(Dataset records)
----------

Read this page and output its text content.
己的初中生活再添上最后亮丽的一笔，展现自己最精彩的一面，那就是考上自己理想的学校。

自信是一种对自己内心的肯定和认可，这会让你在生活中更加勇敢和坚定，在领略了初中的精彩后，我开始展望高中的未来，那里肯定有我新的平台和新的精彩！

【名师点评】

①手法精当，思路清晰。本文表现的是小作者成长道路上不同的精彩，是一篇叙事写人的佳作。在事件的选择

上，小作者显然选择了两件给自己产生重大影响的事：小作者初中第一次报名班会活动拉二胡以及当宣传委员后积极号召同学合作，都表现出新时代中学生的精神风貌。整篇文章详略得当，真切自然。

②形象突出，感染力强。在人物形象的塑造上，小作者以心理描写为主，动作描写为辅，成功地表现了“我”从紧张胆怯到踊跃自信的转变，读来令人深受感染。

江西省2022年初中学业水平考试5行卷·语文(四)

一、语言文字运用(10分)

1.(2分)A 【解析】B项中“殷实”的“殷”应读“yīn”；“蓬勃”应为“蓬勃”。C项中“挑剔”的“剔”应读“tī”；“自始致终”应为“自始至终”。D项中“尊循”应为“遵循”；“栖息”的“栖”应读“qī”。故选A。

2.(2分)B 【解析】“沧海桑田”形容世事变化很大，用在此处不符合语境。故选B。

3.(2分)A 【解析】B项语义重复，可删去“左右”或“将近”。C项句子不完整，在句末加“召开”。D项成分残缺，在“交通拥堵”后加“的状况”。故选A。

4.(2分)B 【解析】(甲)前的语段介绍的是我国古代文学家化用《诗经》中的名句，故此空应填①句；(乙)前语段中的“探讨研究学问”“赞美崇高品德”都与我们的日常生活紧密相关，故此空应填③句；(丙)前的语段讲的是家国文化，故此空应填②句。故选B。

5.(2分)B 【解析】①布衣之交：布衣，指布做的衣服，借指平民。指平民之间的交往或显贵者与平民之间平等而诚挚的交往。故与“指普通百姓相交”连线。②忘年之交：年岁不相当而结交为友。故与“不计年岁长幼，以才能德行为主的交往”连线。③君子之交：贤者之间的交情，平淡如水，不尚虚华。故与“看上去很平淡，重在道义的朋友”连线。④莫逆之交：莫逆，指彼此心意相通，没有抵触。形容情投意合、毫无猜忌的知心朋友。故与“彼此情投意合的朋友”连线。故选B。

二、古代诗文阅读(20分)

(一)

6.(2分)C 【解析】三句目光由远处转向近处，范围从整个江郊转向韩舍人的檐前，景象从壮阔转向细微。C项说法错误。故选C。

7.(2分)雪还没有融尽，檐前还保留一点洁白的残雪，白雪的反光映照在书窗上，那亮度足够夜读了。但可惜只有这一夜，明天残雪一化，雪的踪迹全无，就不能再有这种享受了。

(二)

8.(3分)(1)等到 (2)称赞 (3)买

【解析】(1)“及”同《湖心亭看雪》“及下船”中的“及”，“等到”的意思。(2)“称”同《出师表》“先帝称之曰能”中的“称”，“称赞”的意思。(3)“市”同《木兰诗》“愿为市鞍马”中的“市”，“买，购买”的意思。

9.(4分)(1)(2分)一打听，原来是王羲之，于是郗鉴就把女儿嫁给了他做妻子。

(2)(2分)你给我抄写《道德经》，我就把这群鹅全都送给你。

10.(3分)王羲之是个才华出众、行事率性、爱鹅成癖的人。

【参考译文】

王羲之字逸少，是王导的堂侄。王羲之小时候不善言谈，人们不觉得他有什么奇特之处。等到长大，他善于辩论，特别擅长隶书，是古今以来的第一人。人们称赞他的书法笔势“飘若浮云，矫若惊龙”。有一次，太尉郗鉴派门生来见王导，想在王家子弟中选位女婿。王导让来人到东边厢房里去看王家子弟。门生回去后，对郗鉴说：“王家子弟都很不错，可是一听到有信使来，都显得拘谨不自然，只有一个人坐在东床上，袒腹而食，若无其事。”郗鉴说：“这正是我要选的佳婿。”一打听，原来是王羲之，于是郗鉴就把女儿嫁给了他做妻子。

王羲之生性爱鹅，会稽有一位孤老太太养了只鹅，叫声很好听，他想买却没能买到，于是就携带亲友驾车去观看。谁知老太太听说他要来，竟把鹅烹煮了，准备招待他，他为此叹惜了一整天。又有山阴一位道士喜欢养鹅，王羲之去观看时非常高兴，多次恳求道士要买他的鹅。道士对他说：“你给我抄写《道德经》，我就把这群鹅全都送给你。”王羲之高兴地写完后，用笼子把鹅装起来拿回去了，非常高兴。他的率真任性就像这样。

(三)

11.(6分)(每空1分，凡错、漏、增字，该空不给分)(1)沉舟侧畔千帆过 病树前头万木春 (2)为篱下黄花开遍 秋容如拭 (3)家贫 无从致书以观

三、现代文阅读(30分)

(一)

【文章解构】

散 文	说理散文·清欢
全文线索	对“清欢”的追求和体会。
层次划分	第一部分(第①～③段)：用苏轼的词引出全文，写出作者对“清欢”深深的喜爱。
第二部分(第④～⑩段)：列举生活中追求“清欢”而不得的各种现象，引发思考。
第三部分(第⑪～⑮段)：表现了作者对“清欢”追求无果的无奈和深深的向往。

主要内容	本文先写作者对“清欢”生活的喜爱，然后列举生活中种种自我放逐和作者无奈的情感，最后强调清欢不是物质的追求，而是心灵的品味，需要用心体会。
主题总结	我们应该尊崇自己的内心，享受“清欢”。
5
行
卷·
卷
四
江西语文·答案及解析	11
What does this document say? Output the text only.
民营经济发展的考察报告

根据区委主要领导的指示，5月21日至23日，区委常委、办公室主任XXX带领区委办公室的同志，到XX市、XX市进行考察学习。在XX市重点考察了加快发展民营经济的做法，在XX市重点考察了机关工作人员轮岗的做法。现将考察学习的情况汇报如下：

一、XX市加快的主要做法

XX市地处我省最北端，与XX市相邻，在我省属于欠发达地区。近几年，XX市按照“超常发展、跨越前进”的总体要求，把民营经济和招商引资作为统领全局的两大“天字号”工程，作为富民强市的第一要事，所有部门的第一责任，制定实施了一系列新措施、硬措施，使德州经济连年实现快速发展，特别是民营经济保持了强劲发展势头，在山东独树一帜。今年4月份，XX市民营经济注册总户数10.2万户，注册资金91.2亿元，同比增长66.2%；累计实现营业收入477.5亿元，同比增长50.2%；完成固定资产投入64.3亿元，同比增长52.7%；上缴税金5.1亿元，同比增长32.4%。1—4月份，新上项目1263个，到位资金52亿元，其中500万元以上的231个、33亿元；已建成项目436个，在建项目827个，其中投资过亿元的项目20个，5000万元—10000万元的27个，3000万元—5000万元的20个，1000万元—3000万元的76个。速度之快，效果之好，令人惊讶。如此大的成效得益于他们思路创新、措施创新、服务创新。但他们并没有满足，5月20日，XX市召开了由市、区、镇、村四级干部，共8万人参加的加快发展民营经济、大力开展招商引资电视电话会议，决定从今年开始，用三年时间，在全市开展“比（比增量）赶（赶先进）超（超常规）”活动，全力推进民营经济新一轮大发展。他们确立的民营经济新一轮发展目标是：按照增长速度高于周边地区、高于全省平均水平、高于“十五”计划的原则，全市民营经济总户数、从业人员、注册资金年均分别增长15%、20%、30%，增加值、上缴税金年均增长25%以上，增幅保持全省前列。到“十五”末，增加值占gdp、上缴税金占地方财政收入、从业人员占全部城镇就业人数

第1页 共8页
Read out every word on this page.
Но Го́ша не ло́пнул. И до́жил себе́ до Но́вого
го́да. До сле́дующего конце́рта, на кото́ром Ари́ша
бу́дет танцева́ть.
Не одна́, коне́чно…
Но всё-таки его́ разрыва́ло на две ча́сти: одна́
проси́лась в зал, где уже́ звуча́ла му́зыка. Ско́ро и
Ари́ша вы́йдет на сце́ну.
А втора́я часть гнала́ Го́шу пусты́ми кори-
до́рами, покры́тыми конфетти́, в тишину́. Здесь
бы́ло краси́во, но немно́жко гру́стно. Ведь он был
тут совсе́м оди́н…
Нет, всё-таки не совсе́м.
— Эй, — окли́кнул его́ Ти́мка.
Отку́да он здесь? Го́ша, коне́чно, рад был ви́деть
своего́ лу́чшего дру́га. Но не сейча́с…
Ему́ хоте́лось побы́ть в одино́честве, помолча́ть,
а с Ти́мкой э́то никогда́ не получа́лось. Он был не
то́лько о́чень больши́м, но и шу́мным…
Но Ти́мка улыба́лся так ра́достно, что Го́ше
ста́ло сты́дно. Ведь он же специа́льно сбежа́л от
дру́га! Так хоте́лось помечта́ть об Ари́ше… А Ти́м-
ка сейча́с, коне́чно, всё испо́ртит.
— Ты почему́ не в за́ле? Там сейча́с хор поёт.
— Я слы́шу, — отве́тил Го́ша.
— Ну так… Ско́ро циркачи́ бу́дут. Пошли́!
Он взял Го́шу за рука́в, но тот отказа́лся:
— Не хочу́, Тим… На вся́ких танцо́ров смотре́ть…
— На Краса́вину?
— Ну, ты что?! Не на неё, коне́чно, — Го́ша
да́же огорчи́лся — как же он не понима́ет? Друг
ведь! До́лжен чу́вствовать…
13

----------

Problem statement:
Please retype, exactly as written, every line from the line containing "Read out every word on this page." through the last line of the records above, including both of those lines, and nothing else.

Output:
Read out every word on this page.
Но Го́ша не ло́пнул. И до́жил себе́ до Но́вого
го́да. До сле́дующего конце́рта, на кото́ром Ари́ша
бу́дет танцева́ть.
Не одна́, коне́чно…
Но всё-таки его́ разрыва́ло на две ча́сти: одна́
проси́лась в зал, где уже́ звуча́ла му́зыка. Ско́ро и
Ари́ша вы́йдет на сце́ну.
А втора́я часть гнала́ Го́шу пусты́ми кори-
до́рами, покры́тыми конфетти́, в тишину́. Здесь
бы́ло краси́во, но немно́жко гру́стно. Ведь он был
тут совсе́м оди́н…
Нет, всё-таки не совсе́м.
— Эй, — окли́кнул его́ Ти́мка.
Отку́да он здесь? Го́ша, коне́чно, рад был ви́деть
своего́ лу́чшего дру́га. Но не сейча́с…
Ему́ хоте́лось побы́ть в одино́честве, помолча́ть,
а с Ти́мкой э́то никогда́ не получа́лось. Он был не
то́лько о́чень больши́м, но и шу́мным…
Но Ти́мка улыба́лся так ра́достно, что Го́ше
ста́ло сты́дно. Ведь он же специа́льно сбежа́л от
дру́га! Так хоте́лось помечта́ть об Ари́ше… А Ти́м-
ка сейча́с, коне́чно, всё испо́ртит.
— Ты почему́ не в за́ле? Там сейча́с хор поёт.
— Я слы́шу, — отве́тил Го́ша.
— Ну так… Ско́ро циркачи́ бу́дут. Пошли́!
Он взял Го́шу за рука́в, но тот отказа́лся:
— Не хочу́, Тим… На вся́ких танцо́ров смотре́ть…
— На Краса́вину?
— Ну, ты что?! Не на неё, коне́чно, — Го́ша
да́же огорчи́лся — как же он не понима́ет? Друг
ведь! До́лжен чу́вствовать…
13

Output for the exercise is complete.